▶ _TASK BRIEF_
Repeat the entries below exactly as they appear, with no pictures.

▶ _PROVIDED RECORDS_

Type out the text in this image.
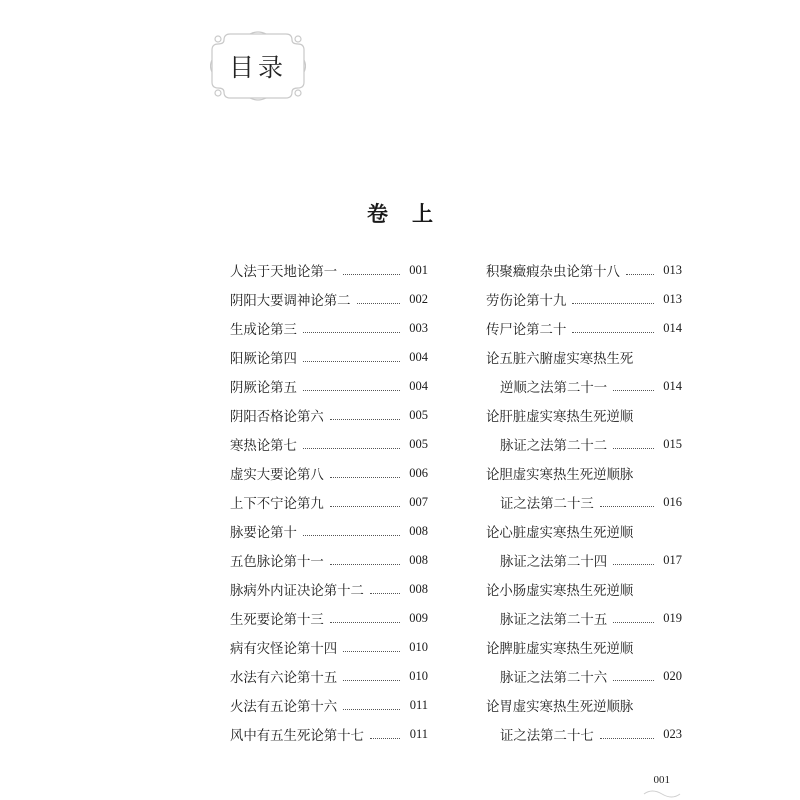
目录
卷上
人法于天地论第一	001
阴阳大要调神论第二	002
生成论第三	003
阳厥论第四	004
阴厥论第五	004
阴阳否格论第六	005
寒热论第七	005
虚实大要论第八	006
上下不宁论第九	007
脉要论第十	008
五色脉论第十一	008
脉病外内证决论第十二	008
生死要论第十三	009
病有灾怪论第十四	010
水法有六论第十五	010
火法有五论第十六	011
风中有五生死论第十七	011
积聚癥瘕杂虫论第十八	013
劳伤论第十九	013
传尸论第二十	014
论五脏六腑虚实寒热生死
逆顺之法第二十一	014
论肝脏虚实寒热生死逆顺
脉证之法第二十二	015
论胆虚实寒热生死逆顺脉
证之法第二十三	016
论心脏虚实寒热生死逆顺
脉证之法第二十四	017
论小肠虚实寒热生死逆顺
脉证之法第二十五	019
论脾脏虚实寒热生死逆顺
脉证之法第二十六	020
论胃虚实寒热生死逆顺脉
证之法第二十七	023
001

▶ _ANSWER TO THE PROBLEM_
Type out the text in this image.
目录
卷上
人法于天地论第一	001
阴阳大要调神论第二	002
生成论第三	003
阳厥论第四	004
阴厥论第五	004
阴阳否格论第六	005
寒热论第七	005
虚实大要论第八	006
上下不宁论第九	007
脉要论第十	008
五色脉论第十一	008
脉病外内证决论第十二	008
生死要论第十三	009
病有灾怪论第十四	010
水法有六论第十五	010
火法有五论第十六	011
风中有五生死论第十七	011
积聚癥瘕杂虫论第十八	013
劳伤论第十九	013
传尸论第二十	014
论五脏六腑虚实寒热生死
逆顺之法第二十一	014
论肝脏虚实寒热生死逆顺
脉证之法第二十二	015
论胆虚实寒热生死逆顺脉
证之法第二十三	016
论心脏虚实寒热生死逆顺
脉证之法第二十四	017
论小肠虚实寒热生死逆顺
脉证之法第二十五	019
论脾脏虚实寒热生死逆顺
脉证之法第二十六	020
论胃虚实寒热生死逆顺脉
证之法第二十七	023
001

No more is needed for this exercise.